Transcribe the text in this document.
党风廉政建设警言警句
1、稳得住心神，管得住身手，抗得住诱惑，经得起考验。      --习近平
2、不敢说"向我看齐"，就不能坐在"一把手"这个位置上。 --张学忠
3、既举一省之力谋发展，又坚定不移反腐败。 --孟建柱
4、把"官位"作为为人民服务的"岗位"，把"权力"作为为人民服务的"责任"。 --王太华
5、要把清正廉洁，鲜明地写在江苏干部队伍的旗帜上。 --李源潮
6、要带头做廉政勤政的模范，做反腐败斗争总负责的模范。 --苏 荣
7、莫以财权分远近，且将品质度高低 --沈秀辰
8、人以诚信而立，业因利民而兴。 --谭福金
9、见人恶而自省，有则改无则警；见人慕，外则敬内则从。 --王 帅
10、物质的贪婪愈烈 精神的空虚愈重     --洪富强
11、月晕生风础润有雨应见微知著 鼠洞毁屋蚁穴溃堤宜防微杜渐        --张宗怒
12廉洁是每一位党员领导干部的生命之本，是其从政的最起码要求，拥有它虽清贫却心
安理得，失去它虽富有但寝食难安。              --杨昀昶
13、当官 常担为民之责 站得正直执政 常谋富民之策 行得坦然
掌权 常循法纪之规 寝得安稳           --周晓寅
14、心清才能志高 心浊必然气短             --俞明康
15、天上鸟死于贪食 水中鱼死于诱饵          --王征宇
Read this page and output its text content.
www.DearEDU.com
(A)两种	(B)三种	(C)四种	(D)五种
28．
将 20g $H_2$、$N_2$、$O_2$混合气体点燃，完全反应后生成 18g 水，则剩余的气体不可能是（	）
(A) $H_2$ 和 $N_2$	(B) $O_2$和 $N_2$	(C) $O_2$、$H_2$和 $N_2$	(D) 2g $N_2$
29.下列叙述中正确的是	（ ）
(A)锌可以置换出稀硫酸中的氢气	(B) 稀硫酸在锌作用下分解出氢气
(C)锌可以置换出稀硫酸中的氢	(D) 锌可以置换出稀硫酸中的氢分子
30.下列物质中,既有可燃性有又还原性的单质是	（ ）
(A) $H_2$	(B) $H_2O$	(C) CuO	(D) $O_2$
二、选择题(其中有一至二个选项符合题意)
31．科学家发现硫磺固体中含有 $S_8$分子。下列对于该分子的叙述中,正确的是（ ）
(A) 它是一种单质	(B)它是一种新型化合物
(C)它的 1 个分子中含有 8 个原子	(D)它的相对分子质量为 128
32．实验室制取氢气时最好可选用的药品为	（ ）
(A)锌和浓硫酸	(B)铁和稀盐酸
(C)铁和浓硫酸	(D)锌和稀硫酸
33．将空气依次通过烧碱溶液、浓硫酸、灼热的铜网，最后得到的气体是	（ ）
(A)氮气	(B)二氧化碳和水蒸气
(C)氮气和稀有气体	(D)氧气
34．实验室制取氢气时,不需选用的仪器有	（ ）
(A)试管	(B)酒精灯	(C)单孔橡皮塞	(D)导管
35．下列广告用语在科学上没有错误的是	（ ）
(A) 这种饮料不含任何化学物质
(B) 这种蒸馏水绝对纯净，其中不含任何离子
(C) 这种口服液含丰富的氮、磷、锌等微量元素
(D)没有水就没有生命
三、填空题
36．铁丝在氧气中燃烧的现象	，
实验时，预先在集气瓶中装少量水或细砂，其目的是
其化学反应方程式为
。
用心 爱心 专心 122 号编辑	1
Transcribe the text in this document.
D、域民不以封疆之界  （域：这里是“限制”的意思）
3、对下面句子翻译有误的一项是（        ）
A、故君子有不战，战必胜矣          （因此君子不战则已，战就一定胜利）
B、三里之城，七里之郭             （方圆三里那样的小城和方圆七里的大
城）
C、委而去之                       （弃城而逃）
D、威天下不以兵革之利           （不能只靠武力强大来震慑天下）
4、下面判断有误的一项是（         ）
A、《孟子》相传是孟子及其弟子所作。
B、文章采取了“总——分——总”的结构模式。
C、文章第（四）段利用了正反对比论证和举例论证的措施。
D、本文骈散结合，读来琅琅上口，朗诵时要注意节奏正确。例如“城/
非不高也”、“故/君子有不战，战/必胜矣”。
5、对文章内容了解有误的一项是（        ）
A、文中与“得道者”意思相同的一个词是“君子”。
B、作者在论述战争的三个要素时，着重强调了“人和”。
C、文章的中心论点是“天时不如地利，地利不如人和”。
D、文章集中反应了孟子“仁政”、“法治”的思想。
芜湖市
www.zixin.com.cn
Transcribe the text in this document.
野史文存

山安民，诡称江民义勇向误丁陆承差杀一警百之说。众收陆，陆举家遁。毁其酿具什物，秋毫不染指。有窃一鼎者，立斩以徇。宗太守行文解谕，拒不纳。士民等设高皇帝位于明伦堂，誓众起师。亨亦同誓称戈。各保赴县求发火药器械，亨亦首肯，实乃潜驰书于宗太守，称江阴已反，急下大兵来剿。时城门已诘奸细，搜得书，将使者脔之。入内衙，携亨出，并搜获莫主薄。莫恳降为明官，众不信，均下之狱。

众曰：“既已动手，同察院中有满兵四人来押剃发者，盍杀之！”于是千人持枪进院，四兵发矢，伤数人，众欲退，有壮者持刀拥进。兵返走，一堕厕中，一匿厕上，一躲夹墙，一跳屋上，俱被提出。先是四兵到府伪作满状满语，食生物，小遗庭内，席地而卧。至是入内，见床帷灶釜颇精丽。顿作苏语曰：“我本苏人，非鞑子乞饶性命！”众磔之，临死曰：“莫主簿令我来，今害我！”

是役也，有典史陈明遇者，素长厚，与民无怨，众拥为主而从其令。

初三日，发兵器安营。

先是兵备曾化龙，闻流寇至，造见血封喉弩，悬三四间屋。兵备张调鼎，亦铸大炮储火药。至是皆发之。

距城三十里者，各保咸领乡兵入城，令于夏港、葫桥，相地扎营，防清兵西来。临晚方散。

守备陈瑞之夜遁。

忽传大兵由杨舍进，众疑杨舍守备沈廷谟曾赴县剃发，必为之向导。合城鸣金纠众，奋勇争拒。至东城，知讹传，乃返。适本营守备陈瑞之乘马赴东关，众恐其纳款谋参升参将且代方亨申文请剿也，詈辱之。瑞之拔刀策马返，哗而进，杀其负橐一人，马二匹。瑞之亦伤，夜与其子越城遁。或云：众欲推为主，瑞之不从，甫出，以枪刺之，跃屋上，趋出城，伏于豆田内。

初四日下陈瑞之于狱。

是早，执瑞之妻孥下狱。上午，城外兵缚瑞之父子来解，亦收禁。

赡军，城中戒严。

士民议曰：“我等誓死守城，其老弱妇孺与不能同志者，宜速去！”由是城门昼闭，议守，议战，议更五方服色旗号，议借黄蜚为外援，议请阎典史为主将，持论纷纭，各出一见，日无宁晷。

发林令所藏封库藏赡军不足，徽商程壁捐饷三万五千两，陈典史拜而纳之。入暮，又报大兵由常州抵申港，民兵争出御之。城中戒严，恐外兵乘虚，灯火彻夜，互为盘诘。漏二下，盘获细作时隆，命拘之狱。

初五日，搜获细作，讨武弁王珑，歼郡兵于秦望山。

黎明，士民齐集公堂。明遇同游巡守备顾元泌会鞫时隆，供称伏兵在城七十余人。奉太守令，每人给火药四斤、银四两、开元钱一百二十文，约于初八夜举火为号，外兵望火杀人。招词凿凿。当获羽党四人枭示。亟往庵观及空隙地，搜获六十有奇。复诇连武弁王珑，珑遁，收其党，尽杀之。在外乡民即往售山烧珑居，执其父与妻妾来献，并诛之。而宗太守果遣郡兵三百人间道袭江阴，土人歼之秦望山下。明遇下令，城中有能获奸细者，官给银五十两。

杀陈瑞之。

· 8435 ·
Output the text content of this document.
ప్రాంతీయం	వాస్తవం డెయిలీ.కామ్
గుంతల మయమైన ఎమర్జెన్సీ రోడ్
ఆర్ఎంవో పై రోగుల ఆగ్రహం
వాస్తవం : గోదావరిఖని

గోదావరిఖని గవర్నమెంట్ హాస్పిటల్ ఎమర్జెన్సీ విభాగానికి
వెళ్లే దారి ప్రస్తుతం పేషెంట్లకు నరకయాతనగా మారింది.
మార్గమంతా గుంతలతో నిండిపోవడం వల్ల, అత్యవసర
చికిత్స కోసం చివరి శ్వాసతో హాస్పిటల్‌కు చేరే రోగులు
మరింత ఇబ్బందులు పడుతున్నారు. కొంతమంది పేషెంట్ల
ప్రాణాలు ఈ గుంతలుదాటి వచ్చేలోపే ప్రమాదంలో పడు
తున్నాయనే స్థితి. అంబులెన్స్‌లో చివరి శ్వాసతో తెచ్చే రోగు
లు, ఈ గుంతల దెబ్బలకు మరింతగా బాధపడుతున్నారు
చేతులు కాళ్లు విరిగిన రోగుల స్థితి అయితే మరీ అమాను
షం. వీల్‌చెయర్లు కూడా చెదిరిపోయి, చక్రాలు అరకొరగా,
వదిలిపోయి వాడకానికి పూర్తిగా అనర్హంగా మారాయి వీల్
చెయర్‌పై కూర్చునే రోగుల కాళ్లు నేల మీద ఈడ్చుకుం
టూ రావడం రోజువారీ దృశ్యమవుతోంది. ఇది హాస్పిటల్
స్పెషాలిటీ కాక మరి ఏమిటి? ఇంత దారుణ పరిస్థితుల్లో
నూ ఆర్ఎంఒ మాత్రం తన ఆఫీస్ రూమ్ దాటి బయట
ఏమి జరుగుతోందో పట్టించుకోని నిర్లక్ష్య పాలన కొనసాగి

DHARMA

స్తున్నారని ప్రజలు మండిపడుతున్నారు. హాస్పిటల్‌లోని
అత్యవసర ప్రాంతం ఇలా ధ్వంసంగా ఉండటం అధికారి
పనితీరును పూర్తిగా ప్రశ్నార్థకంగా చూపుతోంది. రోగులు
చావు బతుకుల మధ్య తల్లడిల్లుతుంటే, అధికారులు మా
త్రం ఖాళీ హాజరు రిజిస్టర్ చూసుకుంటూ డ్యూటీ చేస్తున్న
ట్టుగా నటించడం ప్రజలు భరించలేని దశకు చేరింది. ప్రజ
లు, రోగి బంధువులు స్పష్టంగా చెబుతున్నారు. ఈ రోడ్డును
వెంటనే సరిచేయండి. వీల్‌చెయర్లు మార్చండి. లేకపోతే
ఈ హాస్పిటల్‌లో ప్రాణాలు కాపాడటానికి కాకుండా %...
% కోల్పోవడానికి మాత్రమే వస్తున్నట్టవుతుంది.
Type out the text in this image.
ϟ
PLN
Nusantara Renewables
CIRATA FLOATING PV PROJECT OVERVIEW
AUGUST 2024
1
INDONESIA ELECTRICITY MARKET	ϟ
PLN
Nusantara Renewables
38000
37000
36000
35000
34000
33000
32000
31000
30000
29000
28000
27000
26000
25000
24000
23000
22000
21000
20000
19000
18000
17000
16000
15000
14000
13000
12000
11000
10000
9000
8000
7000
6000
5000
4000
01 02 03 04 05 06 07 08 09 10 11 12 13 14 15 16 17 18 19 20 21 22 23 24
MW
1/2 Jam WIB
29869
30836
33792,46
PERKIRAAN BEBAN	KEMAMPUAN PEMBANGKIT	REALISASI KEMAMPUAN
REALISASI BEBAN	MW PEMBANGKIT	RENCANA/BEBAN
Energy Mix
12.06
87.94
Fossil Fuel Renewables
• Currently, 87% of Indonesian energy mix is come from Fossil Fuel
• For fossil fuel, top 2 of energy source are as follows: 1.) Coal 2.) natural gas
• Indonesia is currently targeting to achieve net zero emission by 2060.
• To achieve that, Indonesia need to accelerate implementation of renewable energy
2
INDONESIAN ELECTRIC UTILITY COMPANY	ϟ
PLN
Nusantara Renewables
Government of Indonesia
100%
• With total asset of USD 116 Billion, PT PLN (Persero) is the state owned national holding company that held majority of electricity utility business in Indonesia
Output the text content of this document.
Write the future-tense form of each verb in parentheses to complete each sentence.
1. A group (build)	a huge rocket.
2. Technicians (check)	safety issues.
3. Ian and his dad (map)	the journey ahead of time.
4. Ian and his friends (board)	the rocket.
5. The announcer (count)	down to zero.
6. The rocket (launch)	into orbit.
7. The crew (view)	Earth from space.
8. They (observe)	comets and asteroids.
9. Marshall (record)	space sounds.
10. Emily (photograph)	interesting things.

Request ▸
Gather and copy every line of the data in which the string "PEMBANGKIT" is found.

Full output ▸
PERKIRAAN BEBAN	KEMAMPUAN PEMBANGKIT	REALISASI KEMAMPUAN
REALISASI BEBAN	MW PEMBANGKIT	RENCANA/BEBAN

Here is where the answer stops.